Stated goal =>
Records follow. Pull out every line that contains "要爬上那边月台".
____________________
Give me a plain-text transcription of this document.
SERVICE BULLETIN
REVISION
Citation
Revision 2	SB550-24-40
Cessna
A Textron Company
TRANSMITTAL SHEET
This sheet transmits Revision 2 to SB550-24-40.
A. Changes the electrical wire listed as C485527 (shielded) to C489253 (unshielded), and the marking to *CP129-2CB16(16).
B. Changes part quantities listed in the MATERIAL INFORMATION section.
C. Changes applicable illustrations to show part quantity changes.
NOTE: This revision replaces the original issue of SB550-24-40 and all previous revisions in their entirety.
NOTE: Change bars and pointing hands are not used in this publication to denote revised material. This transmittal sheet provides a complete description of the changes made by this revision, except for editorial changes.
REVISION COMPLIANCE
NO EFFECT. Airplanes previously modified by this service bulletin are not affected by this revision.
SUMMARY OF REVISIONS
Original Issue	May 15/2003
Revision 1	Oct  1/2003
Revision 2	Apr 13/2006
____________________
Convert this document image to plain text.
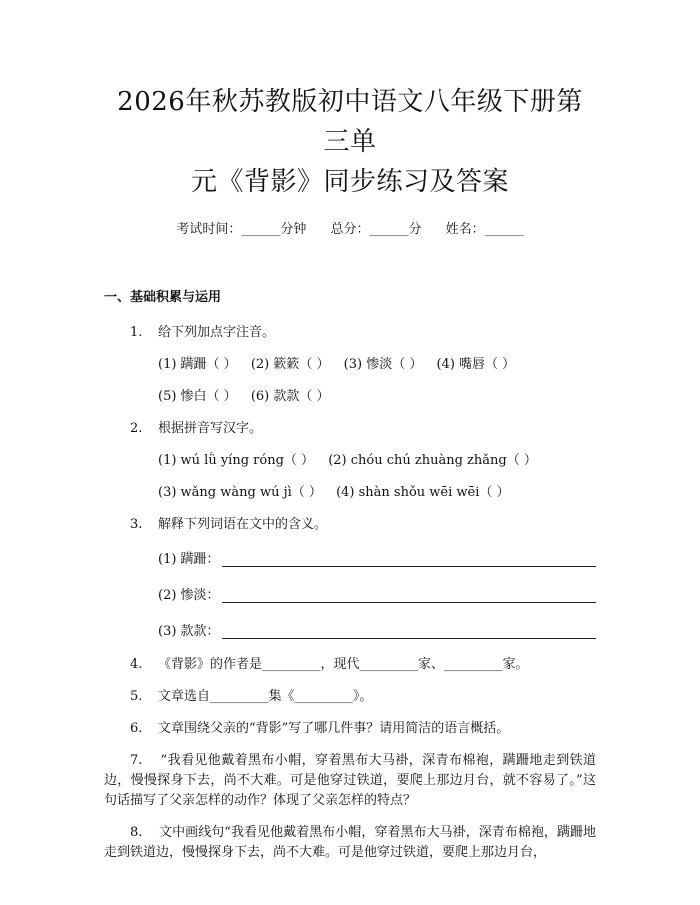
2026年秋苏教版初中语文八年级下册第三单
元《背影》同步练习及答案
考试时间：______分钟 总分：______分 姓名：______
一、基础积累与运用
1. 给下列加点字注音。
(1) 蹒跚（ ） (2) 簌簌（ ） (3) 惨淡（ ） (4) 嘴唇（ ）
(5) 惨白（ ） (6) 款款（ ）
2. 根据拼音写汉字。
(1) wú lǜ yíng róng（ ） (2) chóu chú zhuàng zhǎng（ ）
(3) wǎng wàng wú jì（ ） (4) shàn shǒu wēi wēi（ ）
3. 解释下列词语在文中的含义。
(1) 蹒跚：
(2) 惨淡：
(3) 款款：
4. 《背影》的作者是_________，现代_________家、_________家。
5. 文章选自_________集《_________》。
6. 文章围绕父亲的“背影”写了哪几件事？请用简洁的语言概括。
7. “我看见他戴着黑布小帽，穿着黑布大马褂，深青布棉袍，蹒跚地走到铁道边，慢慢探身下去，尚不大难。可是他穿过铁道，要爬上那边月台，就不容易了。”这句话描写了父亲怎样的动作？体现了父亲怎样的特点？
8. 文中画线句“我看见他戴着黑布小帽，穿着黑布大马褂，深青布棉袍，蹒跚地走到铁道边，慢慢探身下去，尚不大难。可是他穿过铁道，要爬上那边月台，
____________________
Full solution =>
7. “我看见他戴着黑布小帽，穿着黑布大马褂，深青布棉袍，蹒跚地走到铁道边，慢慢探身下去，尚不大难。可是他穿过铁道，要爬上那边月台，就不容易了。”这句话描写了父亲怎样的动作？体现了父亲怎样的特点？
8. 文中画线句“我看见他戴着黑布小帽，穿着黑布大马褂，深青布棉袍，蹒跚地走到铁道边，慢慢探身下去，尚不大难。可是他穿过铁道，要爬上那边月台，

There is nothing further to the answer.